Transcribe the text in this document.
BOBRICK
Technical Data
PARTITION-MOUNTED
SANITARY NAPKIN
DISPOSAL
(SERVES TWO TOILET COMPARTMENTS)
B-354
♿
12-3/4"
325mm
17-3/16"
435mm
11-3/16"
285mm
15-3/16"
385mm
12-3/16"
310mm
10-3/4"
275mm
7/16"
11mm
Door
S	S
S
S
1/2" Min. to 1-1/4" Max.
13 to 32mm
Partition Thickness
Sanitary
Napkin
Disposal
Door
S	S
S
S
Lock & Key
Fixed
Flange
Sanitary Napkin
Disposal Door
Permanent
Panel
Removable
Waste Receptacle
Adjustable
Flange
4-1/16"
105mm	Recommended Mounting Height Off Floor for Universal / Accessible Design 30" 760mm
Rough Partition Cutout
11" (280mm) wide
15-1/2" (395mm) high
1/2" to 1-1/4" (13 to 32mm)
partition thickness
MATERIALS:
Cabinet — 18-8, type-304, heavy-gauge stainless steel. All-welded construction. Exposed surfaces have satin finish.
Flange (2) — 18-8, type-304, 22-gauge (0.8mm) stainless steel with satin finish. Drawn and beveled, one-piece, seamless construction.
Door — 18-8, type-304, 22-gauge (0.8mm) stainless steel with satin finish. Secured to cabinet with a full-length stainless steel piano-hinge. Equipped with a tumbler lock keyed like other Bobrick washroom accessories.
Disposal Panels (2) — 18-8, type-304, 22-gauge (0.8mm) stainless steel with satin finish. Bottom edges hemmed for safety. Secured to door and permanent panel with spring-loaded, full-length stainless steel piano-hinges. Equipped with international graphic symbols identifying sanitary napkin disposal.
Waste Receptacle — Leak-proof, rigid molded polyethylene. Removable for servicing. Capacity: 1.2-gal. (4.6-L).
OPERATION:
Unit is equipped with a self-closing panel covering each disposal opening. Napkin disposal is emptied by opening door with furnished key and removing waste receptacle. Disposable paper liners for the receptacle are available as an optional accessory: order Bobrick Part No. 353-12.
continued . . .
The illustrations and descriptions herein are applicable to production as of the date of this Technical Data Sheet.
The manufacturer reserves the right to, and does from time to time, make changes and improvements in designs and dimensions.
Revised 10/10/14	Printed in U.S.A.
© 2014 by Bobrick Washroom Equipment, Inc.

■ Directions for this task ■
Write the whole listing out again. Keep every line exactly as it is.

■ Result of this exercise ■
Transcribe the text in this document.
BOBRICK
Technical Data
PARTITION-MOUNTED
SANITARY NAPKIN
DISPOSAL
(SERVES TWO TOILET COMPARTMENTS)
B-354
♿
12-3/4"
325mm
17-3/16"
435mm
11-3/16"
285mm
15-3/16"
385mm
12-3/16"
310mm
10-3/4"
275mm
7/16"
11mm
Door
S	S
S
S
1/2" Min. to 1-1/4" Max.
13 to 32mm
Partition Thickness
Sanitary
Napkin
Disposal
Door
S	S
S
S
Lock & Key
Fixed
Flange
Sanitary Napkin
Disposal Door
Permanent
Panel
Removable
Waste Receptacle
Adjustable
Flange
4-1/16"
105mm	Recommended Mounting Height Off Floor for Universal / Accessible Design 30" 760mm
Rough Partition Cutout
11" (280mm) wide
15-1/2" (395mm) high
1/2" to 1-1/4" (13 to 32mm)
partition thickness
MATERIALS:
Cabinet — 18-8, type-304, heavy-gauge stainless steel. All-welded construction. Exposed surfaces have satin finish.
Flange (2) — 18-8, type-304, 22-gauge (0.8mm) stainless steel with satin finish. Drawn and beveled, one-piece, seamless construction.
Door — 18-8, type-304, 22-gauge (0.8mm) stainless steel with satin finish. Secured to cabinet with a full-length stainless steel piano-hinge. Equipped with a tumbler lock keyed like other Bobrick washroom accessories.
Disposal Panels (2) — 18-8, type-304, 22-gauge (0.8mm) stainless steel with satin finish. Bottom edges hemmed for safety. Secured to door and permanent panel with spring-loaded, full-length stainless steel piano-hinges. Equipped with international graphic symbols identifying sanitary napkin disposal.
Waste Receptacle — Leak-proof, rigid molded polyethylene. Removable for servicing. Capacity: 1.2-gal. (4.6-L).
OPERATION:
Unit is equipped with a self-closing panel covering each disposal opening. Napkin disposal is emptied by opening door with furnished key and removing waste receptacle. Disposable paper liners for the receptacle are available as an optional accessory: order Bobrick Part No. 353-12.
continued . . .
The illustrations and descriptions herein are applicable to production as of the date of this Technical Data Sheet.
The manufacturer reserves the right to, and does from time to time, make changes and improvements in designs and dimensions.
Revised 10/10/14	Printed in U.S.A.
© 2014 by Bobrick Washroom Equipment, Inc.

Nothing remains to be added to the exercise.